##### INPUT DATA #####

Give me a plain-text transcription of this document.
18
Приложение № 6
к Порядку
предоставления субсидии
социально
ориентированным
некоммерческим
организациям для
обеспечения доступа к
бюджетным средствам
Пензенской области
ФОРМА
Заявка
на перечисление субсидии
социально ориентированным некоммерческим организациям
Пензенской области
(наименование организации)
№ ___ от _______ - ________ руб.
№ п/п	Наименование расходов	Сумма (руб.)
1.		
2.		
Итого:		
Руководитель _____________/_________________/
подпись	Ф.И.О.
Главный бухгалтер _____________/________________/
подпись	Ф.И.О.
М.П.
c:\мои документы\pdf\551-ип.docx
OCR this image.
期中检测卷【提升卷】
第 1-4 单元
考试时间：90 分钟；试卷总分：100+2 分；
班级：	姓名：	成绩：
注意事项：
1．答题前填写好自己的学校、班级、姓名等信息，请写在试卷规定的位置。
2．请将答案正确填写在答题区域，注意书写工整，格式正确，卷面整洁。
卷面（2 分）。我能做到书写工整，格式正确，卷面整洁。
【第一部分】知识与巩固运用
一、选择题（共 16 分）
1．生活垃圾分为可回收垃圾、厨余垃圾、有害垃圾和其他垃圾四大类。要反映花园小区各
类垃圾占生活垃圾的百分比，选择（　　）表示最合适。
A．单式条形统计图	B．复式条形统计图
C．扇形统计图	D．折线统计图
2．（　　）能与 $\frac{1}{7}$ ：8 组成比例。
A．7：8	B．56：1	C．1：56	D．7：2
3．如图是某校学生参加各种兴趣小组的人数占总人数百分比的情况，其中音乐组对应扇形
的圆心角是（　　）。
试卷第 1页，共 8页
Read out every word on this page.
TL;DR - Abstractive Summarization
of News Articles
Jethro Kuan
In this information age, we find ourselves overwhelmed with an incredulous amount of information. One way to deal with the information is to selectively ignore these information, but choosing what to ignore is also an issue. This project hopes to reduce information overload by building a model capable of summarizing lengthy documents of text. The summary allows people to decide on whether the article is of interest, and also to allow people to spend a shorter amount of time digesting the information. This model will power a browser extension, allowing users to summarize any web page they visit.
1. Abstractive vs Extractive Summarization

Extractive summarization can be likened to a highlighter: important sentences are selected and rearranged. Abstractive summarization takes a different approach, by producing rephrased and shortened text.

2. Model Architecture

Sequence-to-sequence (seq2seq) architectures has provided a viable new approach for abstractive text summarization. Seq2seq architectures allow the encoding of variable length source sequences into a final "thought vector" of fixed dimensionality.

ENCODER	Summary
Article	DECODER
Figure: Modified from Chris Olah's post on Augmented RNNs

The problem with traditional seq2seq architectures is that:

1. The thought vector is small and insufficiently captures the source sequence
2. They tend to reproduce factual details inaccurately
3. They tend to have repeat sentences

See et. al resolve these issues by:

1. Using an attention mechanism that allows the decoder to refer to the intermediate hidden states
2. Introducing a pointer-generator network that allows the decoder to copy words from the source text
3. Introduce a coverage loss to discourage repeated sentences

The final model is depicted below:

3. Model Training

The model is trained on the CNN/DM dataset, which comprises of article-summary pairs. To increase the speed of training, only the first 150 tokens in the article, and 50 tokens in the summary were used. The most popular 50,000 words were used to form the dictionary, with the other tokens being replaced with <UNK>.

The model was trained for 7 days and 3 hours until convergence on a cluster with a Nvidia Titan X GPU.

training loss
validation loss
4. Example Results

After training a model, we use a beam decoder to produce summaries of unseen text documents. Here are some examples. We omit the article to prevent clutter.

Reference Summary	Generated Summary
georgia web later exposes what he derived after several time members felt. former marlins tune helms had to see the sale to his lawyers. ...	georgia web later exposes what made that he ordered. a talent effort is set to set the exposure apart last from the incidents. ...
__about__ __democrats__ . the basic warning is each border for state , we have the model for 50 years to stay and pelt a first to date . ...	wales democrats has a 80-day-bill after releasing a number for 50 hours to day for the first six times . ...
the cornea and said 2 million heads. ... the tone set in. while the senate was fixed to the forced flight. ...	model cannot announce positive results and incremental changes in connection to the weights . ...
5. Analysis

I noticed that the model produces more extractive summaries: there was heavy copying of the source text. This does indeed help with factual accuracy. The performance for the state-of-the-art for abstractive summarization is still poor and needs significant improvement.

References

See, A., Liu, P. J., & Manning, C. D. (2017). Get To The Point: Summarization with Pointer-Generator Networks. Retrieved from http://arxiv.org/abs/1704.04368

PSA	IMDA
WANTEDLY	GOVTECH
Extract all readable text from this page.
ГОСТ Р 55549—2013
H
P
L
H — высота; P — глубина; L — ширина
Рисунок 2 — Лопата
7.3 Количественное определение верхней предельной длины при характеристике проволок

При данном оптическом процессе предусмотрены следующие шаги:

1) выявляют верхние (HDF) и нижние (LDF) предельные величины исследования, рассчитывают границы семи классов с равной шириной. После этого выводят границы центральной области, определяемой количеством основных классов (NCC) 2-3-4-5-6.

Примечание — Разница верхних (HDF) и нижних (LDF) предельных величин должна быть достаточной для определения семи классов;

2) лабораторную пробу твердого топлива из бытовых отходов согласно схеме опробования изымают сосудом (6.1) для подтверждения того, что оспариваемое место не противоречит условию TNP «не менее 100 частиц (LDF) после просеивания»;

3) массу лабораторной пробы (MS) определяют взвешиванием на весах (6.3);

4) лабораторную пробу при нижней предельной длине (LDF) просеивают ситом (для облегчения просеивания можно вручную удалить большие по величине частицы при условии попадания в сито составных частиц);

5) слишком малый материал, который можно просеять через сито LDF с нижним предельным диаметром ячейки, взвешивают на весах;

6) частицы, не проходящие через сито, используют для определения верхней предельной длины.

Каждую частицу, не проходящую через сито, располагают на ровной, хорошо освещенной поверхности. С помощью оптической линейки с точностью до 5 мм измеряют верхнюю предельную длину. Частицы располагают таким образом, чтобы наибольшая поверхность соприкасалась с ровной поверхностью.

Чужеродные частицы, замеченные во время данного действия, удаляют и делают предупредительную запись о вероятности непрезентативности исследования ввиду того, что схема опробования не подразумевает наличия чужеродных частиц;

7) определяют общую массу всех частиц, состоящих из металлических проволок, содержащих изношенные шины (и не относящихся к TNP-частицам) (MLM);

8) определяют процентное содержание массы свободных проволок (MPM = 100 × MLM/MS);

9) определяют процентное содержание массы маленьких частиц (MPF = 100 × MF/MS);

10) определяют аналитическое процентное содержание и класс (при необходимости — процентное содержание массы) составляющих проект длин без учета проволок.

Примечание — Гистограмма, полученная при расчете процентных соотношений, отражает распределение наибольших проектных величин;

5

#####

=== PROBLEM DETAILS ===
Using the listing above, gather each line that holds the string "предельной" and copy it.

=== FINAL ANSWER ===
7.3 Количественное определение верхней предельной длины при характеристике проволок
4) лабораторную пробу при нижней предельной длине (LDF) просеивают ситом (для облегчения просеивания можно вручную удалить большие по величине частицы при условии попадания в сито составных частиц);
6) частицы, не проходящие через сито, используют для определения верхней предельной длины.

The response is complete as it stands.